§ **Aim**:
Print the records below word for word, but leave out the pictures.

§ **Recorded data**:
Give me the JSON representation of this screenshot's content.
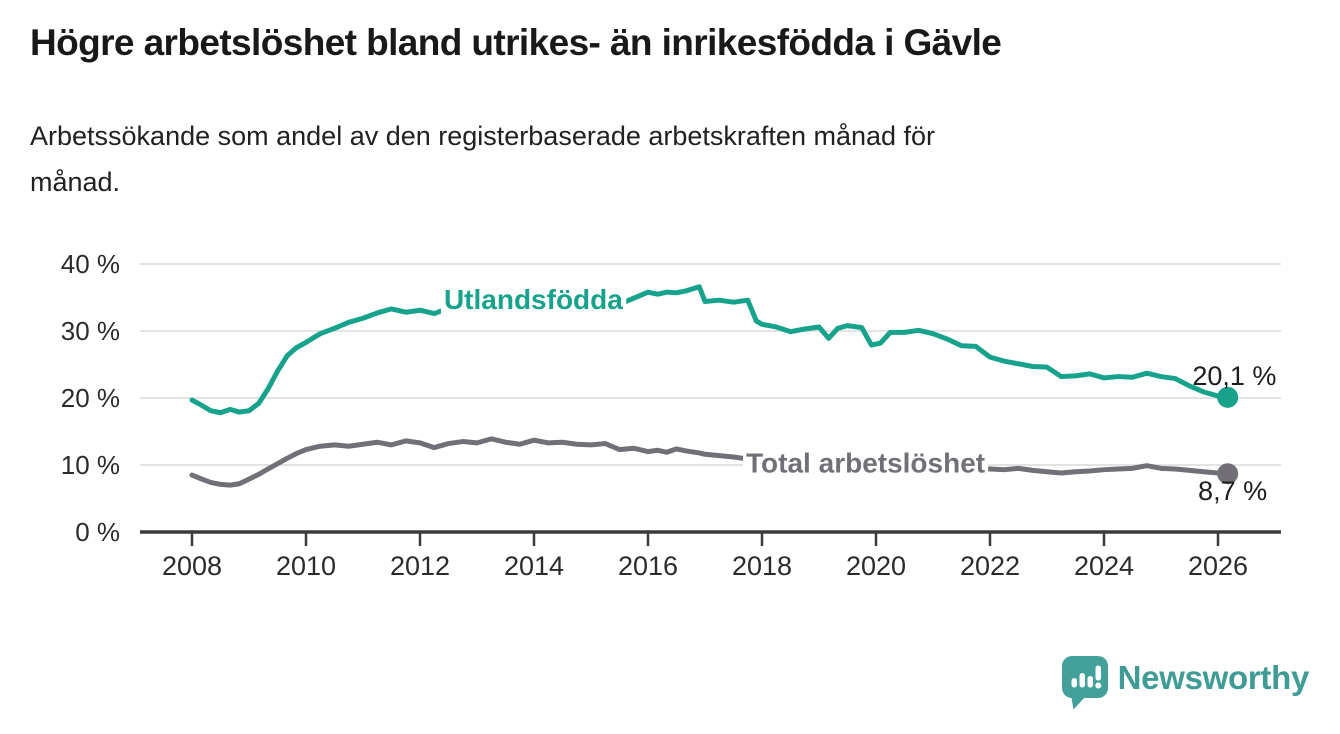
{
  "header": {
    "title": "Högre arbetslöshet bland utrikes- än inrikesfödda i Gävle",
    "subtitle": "Arbetssökande som andel av den registerbaserade arbetskraften månad för\nmånad."
  },
  "chart_data": {
    "type": "line",
    "unit": "%",
    "grid": true,
    "legend_position": "inline-direct-labels",
    "ylim": [
      0,
      40
    ],
    "y_ticks": [
      0,
      10,
      20,
      30,
      40
    ],
    "y_tick_labels": [
      "0 %",
      "10 %",
      "20 %",
      "30 %",
      "40 %"
    ],
    "x_ticks": [
      2008,
      2010,
      2012,
      2014,
      2016,
      2018,
      2020,
      2022,
      2024,
      2026
    ],
    "x_tick_labels": [
      "2008",
      "2010",
      "2012",
      "2014",
      "2016",
      "2018",
      "2020",
      "2022",
      "2024",
      "2026"
    ],
    "x": [
      2008.0,
      2008.17,
      2008.33,
      2008.5,
      2008.67,
      2008.83,
      2009.0,
      2009.17,
      2009.33,
      2009.5,
      2009.67,
      2009.83,
      2010.0,
      2010.25,
      2010.5,
      2010.75,
      2011.0,
      2011.25,
      2011.5,
      2011.75,
      2012.0,
      2012.25,
      2012.5,
      2012.75,
      2013.0,
      2013.25,
      2013.5,
      2013.75,
      2014.0,
      2014.25,
      2014.5,
      2014.75,
      2015.0,
      2015.25,
      2015.5,
      2015.75,
      2016.0,
      2016.17,
      2016.33,
      2016.5,
      2016.67,
      2016.9,
      2017.0,
      2017.25,
      2017.5,
      2017.75,
      2017.9,
      2018.0,
      2018.25,
      2018.5,
      2018.75,
      2019.0,
      2019.17,
      2019.33,
      2019.5,
      2019.75,
      2019.92,
      2020.08,
      2020.25,
      2020.5,
      2020.75,
      2021.0,
      2021.25,
      2021.5,
      2021.75,
      2022.0,
      2022.25,
      2022.5,
      2022.75,
      2023.0,
      2023.25,
      2023.5,
      2023.75,
      2024.0,
      2024.25,
      2024.5,
      2024.75,
      2025.0,
      2025.25,
      2025.5,
      2025.75,
      2026.0,
      2026.17
    ],
    "series": [
      {
        "name": "Utlandsfödda",
        "color": "#17A28C",
        "end_label": "20,1 %",
        "values": [
          19.7,
          18.9,
          18.1,
          17.8,
          18.3,
          17.9,
          18.1,
          19.2,
          21.3,
          24.0,
          26.3,
          27.5,
          28.3,
          29.6,
          30.4,
          31.3,
          31.9,
          32.7,
          33.3,
          32.8,
          33.1,
          32.6,
          33.4,
          32.9,
          33.2,
          33.1,
          33.5,
          33.2,
          33.6,
          33.4,
          33.8,
          33.5,
          33.9,
          34.3,
          34.0,
          34.9,
          35.8,
          35.5,
          35.8,
          35.7,
          36.0,
          36.6,
          34.4,
          34.6,
          34.3,
          34.6,
          31.5,
          31.0,
          30.6,
          29.9,
          30.3,
          30.6,
          28.9,
          30.4,
          30.8,
          30.5,
          27.9,
          28.2,
          29.8,
          29.8,
          30.1,
          29.6,
          28.8,
          27.8,
          27.7,
          26.1,
          25.5,
          25.1,
          24.7,
          24.6,
          23.2,
          23.3,
          23.6,
          23.0,
          23.2,
          23.1,
          23.7,
          23.2,
          22.9,
          21.8,
          20.9,
          20.3,
          20.1
        ]
      },
      {
        "name": "Total arbetslöshet",
        "color": "#727076",
        "end_label": "8,7 %",
        "values": [
          8.5,
          7.9,
          7.4,
          7.1,
          7.0,
          7.2,
          7.9,
          8.6,
          9.4,
          10.2,
          11.0,
          11.7,
          12.3,
          12.8,
          13.0,
          12.8,
          13.1,
          13.4,
          13.0,
          13.6,
          13.3,
          12.6,
          13.2,
          13.5,
          13.3,
          13.9,
          13.4,
          13.1,
          13.7,
          13.3,
          13.4,
          13.1,
          13.0,
          13.2,
          12.3,
          12.5,
          12.0,
          12.2,
          11.9,
          12.4,
          12.1,
          11.8,
          11.6,
          11.4,
          11.2,
          10.9,
          10.7,
          10.6,
          10.4,
          10.2,
          10.1,
          10.0,
          9.9,
          9.8,
          9.7,
          9.6,
          9.7,
          10.2,
          10.9,
          10.7,
          10.4,
          10.1,
          9.8,
          9.6,
          9.5,
          9.4,
          9.3,
          9.5,
          9.2,
          9.0,
          8.8,
          9.0,
          9.1,
          9.3,
          9.4,
          9.5,
          9.9,
          9.5,
          9.4,
          9.2,
          9.0,
          8.8,
          8.7
        ]
      }
    ],
    "series_labels": [
      {
        "text": "Utlandsfödda",
        "x": 2012.42,
        "y": 34.7,
        "color": "#17A28C"
      },
      {
        "text": "Total arbetslöshet",
        "x": 2017.72,
        "y": 10.3,
        "color": "#727076"
      }
    ],
    "annotations": [
      {
        "text": "20,1 %",
        "x": 2025.55,
        "y": 23.3,
        "color": "#1d1d1d"
      },
      {
        "text": "8,7 %",
        "x": 2025.65,
        "y": 6.1,
        "color": "#1d1d1d"
      }
    ],
    "colors": {
      "gridline": "#DADADA",
      "axis": "#3B3B3B",
      "tick_text": "#2B2B2B"
    }
  },
  "footer": {
    "brand": "Newsworthy",
    "brand_color": "#3E9B95"
  }
}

§ **Finished task**:
Give me the JSON representation of this screenshot's content.
{
  "header": {
    "title": "Högre arbetslöshet bland utrikes- än inrikesfödda i Gävle",
    "subtitle": "Arbetssökande som andel av den registerbaserade arbetskraften månad för\nmånad."
  },
  "chart_data": {
    "type": "line",
    "unit": "%",
    "grid": true,
    "legend_position": "inline-direct-labels",
    "ylim": [
      0,
      40
    ],
    "y_ticks": [
      0,
      10,
      20,
      30,
      40
    ],
    "y_tick_labels": [
      "0 %",
      "10 %",
      "20 %",
      "30 %",
      "40 %"
    ],
    "x_ticks": [
      2008,
      2010,
      2012,
      2014,
      2016,
      2018,
      2020,
      2022,
      2024,
      2026
    ],
    "x_tick_labels": [
      "2008",
      "2010",
      "2012",
      "2014",
      "2016",
      "2018",
      "2020",
      "2022",
      "2024",
      "2026"
    ],
    "x": [
      2008.0,
      2008.17,
      2008.33,
      2008.5,
      2008.67,
      2008.83,
      2009.0,
      2009.17,
      2009.33,
      2009.5,
      2009.67,
      2009.83,
      2010.0,
      2010.25,
      2010.5,
      2010.75,
      2011.0,
      2011.25,
      2011.5,
      2011.75,
      2012.0,
      2012.25,
      2012.5,
      2012.75,
      2013.0,
      2013.25,
      2013.5,
      2013.75,
      2014.0,
      2014.25,
      2014.5,
      2014.75,
      2015.0,
      2015.25,
      2015.5,
      2015.75,
      2016.0,
      2016.17,
      2016.33,
      2016.5,
      2016.67,
      2016.9,
      2017.0,
      2017.25,
      2017.5,
      2017.75,
      2017.9,
      2018.0,
      2018.25,
      2018.5,
      2018.75,
      2019.0,
      2019.17,
      2019.33,
      2019.5,
      2019.75,
      2019.92,
      2020.08,
      2020.25,
      2020.5,
      2020.75,
      2021.0,
      2021.25,
      2021.5,
      2021.75,
      2022.0,
      2022.25,
      2022.5,
      2022.75,
      2023.0,
      2023.25,
      2023.5,
      2023.75,
      2024.0,
      2024.25,
      2024.5,
      2024.75,
      2025.0,
      2025.25,
      2025.5,
      2025.75,
      2026.0,
      2026.17
    ],
    "series": [
      {
        "name": "Utlandsfödda",
        "color": "#17A28C",
        "end_label": "20,1 %",
        "values": [
          19.7,
          18.9,
          18.1,
          17.8,
          18.3,
          17.9,
          18.1,
          19.2,
          21.3,
          24.0,
          26.3,
          27.5,
          28.3,
          29.6,
          30.4,
          31.3,
          31.9,
          32.7,
          33.3,
          32.8,
          33.1,
          32.6,
          33.4,
          32.9,
          33.2,
          33.1,
          33.5,
          33.2,
          33.6,
          33.4,
          33.8,
          33.5,
          33.9,
          34.3,
          34.0,
          34.9,
          35.8,
          35.5,
          35.8,
          35.7,
          36.0,
          36.6,
          34.4,
          34.6,
          34.3,
          34.6,
          31.5,
          31.0,
          30.6,
          29.9,
          30.3,
          30.6,
          28.9,
          30.4,
          30.8,
          30.5,
          27.9,
          28.2,
          29.8,
          29.8,
          30.1,
          29.6,
          28.8,
          27.8,
          27.7,
          26.1,
          25.5,
          25.1,
          24.7,
          24.6,
          23.2,
          23.3,
          23.6,
          23.0,
          23.2,
          23.1,
          23.7,
          23.2,
          22.9,
          21.8,
          20.9,
          20.3,
          20.1
        ]
      },
      {
        "name": "Total arbetslöshet",
        "color": "#727076",
        "end_label": "8,7 %",
        "values": [
          8.5,
          7.9,
          7.4,
          7.1,
          7.0,
          7.2,
          7.9,
          8.6,
          9.4,
          10.2,
          11.0,
          11.7,
          12.3,
          12.8,
          13.0,
          12.8,
          13.1,
          13.4,
          13.0,
          13.6,
          13.3,
          12.6,
          13.2,
          13.5,
          13.3,
          13.9,
          13.4,
          13.1,
          13.7,
          13.3,
          13.4,
          13.1,
          13.0,
          13.2,
          12.3,
          12.5,
          12.0,
          12.2,
          11.9,
          12.4,
          12.1,
          11.8,
          11.6,
          11.4,
          11.2,
          10.9,
          10.7,
          10.6,
          10.4,
          10.2,
          10.1,
          10.0,
          9.9,
          9.8,
          9.7,
          9.6,
          9.7,
          10.2,
          10.9,
          10.7,
          10.4,
          10.1,
          9.8,
          9.6,
          9.5,
          9.4,
          9.3,
          9.5,
          9.2,
          9.0,
          8.8,
          9.0,
          9.1,
          9.3,
          9.4,
          9.5,
          9.9,
          9.5,
          9.4,
          9.2,
          9.0,
          8.8,
          8.7
        ]
      }
    ],
    "series_labels": [
      {
        "text": "Utlandsfödda",
        "x": 2012.42,
        "y": 34.7,
        "color": "#17A28C"
      },
      {
        "text": "Total arbetslöshet",
        "x": 2017.72,
        "y": 10.3,
        "color": "#727076"
      }
    ],
    "annotations": [
      {
        "text": "20,1 %",
        "x": 2025.55,
        "y": 23.3,
        "color": "#1d1d1d"
      },
      {
        "text": "8,7 %",
        "x": 2025.65,
        "y": 6.1,
        "color": "#1d1d1d"
      }
    ],
    "colors": {
      "gridline": "#DADADA",
      "axis": "#3B3B3B",
      "tick_text": "#2B2B2B"
    }
  },
  "footer": {
    "brand": "Newsworthy",
    "brand_color": "#3E9B95"
  }
}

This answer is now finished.